## Problem
For this exercise, retype every record below exactly and keep the pictures out.

## Recorded data
[Start of Attachment]
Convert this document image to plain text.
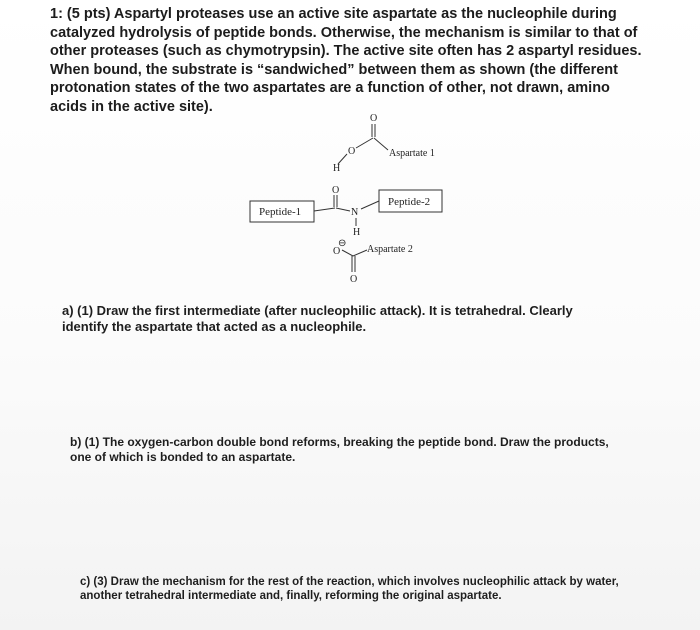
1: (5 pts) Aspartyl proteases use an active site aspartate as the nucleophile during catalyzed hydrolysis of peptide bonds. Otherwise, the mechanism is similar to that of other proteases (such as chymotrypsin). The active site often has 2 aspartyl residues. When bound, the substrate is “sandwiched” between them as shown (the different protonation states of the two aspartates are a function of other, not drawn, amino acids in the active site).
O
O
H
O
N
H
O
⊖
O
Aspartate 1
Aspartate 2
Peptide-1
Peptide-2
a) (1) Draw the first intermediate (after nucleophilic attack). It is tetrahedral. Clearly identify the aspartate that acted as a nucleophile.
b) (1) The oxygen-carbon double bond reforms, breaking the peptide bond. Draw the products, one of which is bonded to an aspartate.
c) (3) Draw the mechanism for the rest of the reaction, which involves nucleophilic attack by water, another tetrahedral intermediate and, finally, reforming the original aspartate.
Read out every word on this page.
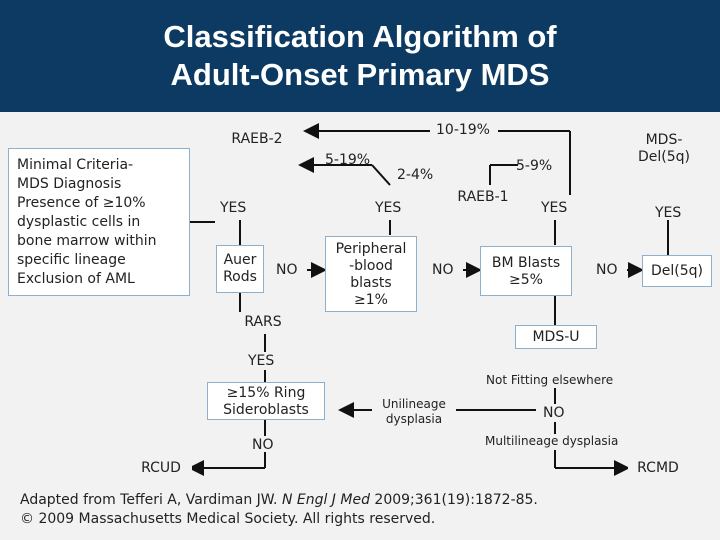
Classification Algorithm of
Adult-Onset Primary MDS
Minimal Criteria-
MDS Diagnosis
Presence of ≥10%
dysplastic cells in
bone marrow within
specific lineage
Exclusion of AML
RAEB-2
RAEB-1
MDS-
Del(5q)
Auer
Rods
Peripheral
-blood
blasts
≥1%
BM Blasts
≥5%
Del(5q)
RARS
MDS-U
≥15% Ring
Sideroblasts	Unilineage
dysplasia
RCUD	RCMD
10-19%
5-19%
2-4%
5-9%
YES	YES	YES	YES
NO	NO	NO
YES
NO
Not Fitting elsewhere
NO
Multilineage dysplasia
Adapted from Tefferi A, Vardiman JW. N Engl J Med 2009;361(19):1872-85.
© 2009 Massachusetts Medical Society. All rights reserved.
[End of Attachment]
## Solution below
Convert this document image to plain text.
1: (5 pts) Aspartyl proteases use an active site aspartate as the nucleophile during catalyzed hydrolysis of peptide bonds. Otherwise, the mechanism is similar to that of other proteases (such as chymotrypsin). The active site often has 2 aspartyl residues. When bound, the substrate is “sandwiched” between them as shown (the different protonation states of the two aspartates are a function of other, not drawn, amino acids in the active site).
O
O
H
O
N
H
O
⊖
O
Aspartate 1
Aspartate 2
Peptide-1
Peptide-2
a) (1) Draw the first intermediate (after nucleophilic attack). It is tetrahedral. Clearly identify the aspartate that acted as a nucleophile.
b) (1) The oxygen-carbon double bond reforms, breaking the peptide bond. Draw the products, one of which is bonded to an aspartate.
c) (3) Draw the mechanism for the rest of the reaction, which involves nucleophilic attack by water, another tetrahedral intermediate and, finally, reforming the original aspartate.
Read out every word on this page.
Classification Algorithm of
Adult-Onset Primary MDS
Minimal Criteria-
MDS Diagnosis
Presence of ≥10%
dysplastic cells in
bone marrow within
specific lineage
Exclusion of AML
RAEB-2
RAEB-1
MDS-
Del(5q)
Auer
Rods
Peripheral
-blood
blasts
≥1%
BM Blasts
≥5%
Del(5q)
RARS
MDS-U
≥15% Ring
Sideroblasts	Unilineage
dysplasia
RCUD	RCMD
10-19%
5-19%
2-4%
5-9%
YES	YES	YES	YES
NO	NO	NO
YES
NO
Not Fitting elsewhere
NO
Multilineage dysplasia
Adapted from Tefferi A, Vardiman JW. N Engl J Med 2009;361(19):1872-85.
© 2009 Massachusetts Medical Society. All rights reserved.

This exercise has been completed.